● **TO BE DONE**
Output every line below without omitting or altering anything.

● **EXCERPTED DATA**
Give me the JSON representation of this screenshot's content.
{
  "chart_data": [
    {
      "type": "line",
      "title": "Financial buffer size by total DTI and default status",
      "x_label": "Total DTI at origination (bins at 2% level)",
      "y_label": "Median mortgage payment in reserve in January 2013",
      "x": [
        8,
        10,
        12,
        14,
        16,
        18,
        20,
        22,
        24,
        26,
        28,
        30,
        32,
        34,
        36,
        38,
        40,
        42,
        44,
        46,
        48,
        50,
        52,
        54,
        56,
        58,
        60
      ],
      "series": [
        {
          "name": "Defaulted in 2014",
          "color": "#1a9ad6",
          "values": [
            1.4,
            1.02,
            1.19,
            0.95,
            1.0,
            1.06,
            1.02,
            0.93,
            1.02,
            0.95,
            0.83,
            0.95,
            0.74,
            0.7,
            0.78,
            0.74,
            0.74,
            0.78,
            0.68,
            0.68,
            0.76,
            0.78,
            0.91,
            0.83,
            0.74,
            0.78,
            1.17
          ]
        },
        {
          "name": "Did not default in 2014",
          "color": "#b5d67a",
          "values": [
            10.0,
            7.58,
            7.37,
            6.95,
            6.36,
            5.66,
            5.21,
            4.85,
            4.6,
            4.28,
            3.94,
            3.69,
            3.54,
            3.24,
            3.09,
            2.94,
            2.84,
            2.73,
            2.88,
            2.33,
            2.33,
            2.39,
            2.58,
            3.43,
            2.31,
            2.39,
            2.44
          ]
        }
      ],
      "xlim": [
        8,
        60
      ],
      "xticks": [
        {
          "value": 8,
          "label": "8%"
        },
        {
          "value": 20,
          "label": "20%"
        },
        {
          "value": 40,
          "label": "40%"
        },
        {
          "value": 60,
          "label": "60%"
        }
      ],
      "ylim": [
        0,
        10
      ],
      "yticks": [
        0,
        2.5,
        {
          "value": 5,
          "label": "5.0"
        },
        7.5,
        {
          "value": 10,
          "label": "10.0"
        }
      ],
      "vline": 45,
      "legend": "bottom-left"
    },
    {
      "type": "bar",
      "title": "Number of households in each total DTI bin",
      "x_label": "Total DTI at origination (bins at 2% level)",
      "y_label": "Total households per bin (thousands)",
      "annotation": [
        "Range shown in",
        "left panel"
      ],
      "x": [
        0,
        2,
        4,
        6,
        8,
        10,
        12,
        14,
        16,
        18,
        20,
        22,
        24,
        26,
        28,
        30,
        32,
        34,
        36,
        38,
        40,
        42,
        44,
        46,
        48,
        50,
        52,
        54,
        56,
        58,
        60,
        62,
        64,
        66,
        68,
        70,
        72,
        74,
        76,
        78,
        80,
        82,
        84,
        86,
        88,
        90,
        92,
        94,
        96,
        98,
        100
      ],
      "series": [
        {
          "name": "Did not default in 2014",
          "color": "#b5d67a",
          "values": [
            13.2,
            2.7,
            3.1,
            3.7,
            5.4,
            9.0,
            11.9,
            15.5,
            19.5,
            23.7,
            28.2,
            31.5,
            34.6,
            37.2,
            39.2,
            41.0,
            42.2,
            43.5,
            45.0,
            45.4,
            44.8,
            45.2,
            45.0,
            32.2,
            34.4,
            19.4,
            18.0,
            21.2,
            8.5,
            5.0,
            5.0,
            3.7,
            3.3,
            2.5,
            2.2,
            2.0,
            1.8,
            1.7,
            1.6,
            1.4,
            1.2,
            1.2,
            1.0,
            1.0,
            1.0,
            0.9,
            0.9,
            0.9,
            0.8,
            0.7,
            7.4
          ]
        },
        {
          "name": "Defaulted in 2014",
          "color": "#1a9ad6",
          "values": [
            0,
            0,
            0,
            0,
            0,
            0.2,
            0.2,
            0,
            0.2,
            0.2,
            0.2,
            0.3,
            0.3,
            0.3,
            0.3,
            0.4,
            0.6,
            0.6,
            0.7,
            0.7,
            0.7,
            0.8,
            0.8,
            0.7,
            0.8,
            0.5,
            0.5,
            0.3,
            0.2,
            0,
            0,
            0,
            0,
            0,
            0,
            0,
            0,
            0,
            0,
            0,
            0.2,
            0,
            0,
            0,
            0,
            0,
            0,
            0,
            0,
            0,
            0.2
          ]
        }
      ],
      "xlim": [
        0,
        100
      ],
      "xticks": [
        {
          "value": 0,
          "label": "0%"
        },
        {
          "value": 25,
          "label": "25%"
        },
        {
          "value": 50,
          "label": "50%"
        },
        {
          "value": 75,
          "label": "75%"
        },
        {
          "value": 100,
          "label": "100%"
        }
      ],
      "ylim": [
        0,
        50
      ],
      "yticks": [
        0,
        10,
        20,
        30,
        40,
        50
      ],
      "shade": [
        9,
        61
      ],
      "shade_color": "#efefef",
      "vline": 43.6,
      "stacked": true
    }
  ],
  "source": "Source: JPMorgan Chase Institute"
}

● **TASK ANSWER**
Give me the JSON representation of this screenshot's content.
{
  "chart_data": [
    {
      "type": "line",
      "title": "Financial buffer size by total DTI and default status",
      "x_label": "Total DTI at origination (bins at 2% level)",
      "y_label": "Median mortgage payment in reserve in January 2013",
      "x": [
        8,
        10,
        12,
        14,
        16,
        18,
        20,
        22,
        24,
        26,
        28,
        30,
        32,
        34,
        36,
        38,
        40,
        42,
        44,
        46,
        48,
        50,
        52,
        54,
        56,
        58,
        60
      ],
      "series": [
        {
          "name": "Defaulted in 2014",
          "color": "#1a9ad6",
          "values": [
            1.4,
            1.02,
            1.19,
            0.95,
            1.0,
            1.06,
            1.02,
            0.93,
            1.02,
            0.95,
            0.83,
            0.95,
            0.74,
            0.7,
            0.78,
            0.74,
            0.74,
            0.78,
            0.68,
            0.68,
            0.76,
            0.78,
            0.91,
            0.83,
            0.74,
            0.78,
            1.17
          ]
        },
        {
          "name": "Did not default in 2014",
          "color": "#b5d67a",
          "values": [
            10.0,
            7.58,
            7.37,
            6.95,
            6.36,
            5.66,
            5.21,
            4.85,
            4.6,
            4.28,
            3.94,
            3.69,
            3.54,
            3.24,
            3.09,
            2.94,
            2.84,
            2.73,
            2.88,
            2.33,
            2.33,
            2.39,
            2.58,
            3.43,
            2.31,
            2.39,
            2.44
          ]
        }
      ],
      "xlim": [
        8,
        60
      ],
      "xticks": [
        {
          "value": 8,
          "label": "8%"
        },
        {
          "value": 20,
          "label": "20%"
        },
        {
          "value": 40,
          "label": "40%"
        },
        {
          "value": 60,
          "label": "60%"
        }
      ],
      "ylim": [
        0,
        10
      ],
      "yticks": [
        0,
        2.5,
        {
          "value": 5,
          "label": "5.0"
        },
        7.5,
        {
          "value": 10,
          "label": "10.0"
        }
      ],
      "vline": 45,
      "legend": "bottom-left"
    },
    {
      "type": "bar",
      "title": "Number of households in each total DTI bin",
      "x_label": "Total DTI at origination (bins at 2% level)",
      "y_label": "Total households per bin (thousands)",
      "annotation": [
        "Range shown in",
        "left panel"
      ],
      "x": [
        0,
        2,
        4,
        6,
        8,
        10,
        12,
        14,
        16,
        18,
        20,
        22,
        24,
        26,
        28,
        30,
        32,
        34,
        36,
        38,
        40,
        42,
        44,
        46,
        48,
        50,
        52,
        54,
        56,
        58,
        60,
        62,
        64,
        66,
        68,
        70,
        72,
        74,
        76,
        78,
        80,
        82,
        84,
        86,
        88,
        90,
        92,
        94,
        96,
        98,
        100
      ],
      "series": [
        {
          "name": "Did not default in 2014",
          "color": "#b5d67a",
          "values": [
            13.2,
            2.7,
            3.1,
            3.7,
            5.4,
            9.0,
            11.9,
            15.5,
            19.5,
            23.7,
            28.2,
            31.5,
            34.6,
            37.2,
            39.2,
            41.0,
            42.2,
            43.5,
            45.0,
            45.4,
            44.8,
            45.2,
            45.0,
            32.2,
            34.4,
            19.4,
            18.0,
            21.2,
            8.5,
            5.0,
            5.0,
            3.7,
            3.3,
            2.5,
            2.2,
            2.0,
            1.8,
            1.7,
            1.6,
            1.4,
            1.2,
            1.2,
            1.0,
            1.0,
            1.0,
            0.9,
            0.9,
            0.9,
            0.8,
            0.7,
            7.4
          ]
        },
        {
          "name": "Defaulted in 2014",
          "color": "#1a9ad6",
          "values": [
            0,
            0,
            0,
            0,
            0,
            0.2,
            0.2,
            0,
            0.2,
            0.2,
            0.2,
            0.3,
            0.3,
            0.3,
            0.3,
            0.4,
            0.6,
            0.6,
            0.7,
            0.7,
            0.7,
            0.8,
            0.8,
            0.7,
            0.8,
            0.5,
            0.5,
            0.3,
            0.2,
            0,
            0,
            0,
            0,
            0,
            0,
            0,
            0,
            0,
            0,
            0,
            0.2,
            0,
            0,
            0,
            0,
            0,
            0,
            0,
            0,
            0,
            0.2
          ]
        }
      ],
      "xlim": [
        0,
        100
      ],
      "xticks": [
        {
          "value": 0,
          "label": "0%"
        },
        {
          "value": 25,
          "label": "25%"
        },
        {
          "value": 50,
          "label": "50%"
        },
        {
          "value": 75,
          "label": "75%"
        },
        {
          "value": 100,
          "label": "100%"
        }
      ],
      "ylim": [
        0,
        50
      ],
      "yticks": [
        0,
        10,
        20,
        30,
        40,
        50
      ],
      "shade": [
        9,
        61
      ],
      "shade_color": "#efefef",
      "vline": 43.6,
      "stacked": true
    }
  ],
  "source": "Source: JPMorgan Chase Institute"
}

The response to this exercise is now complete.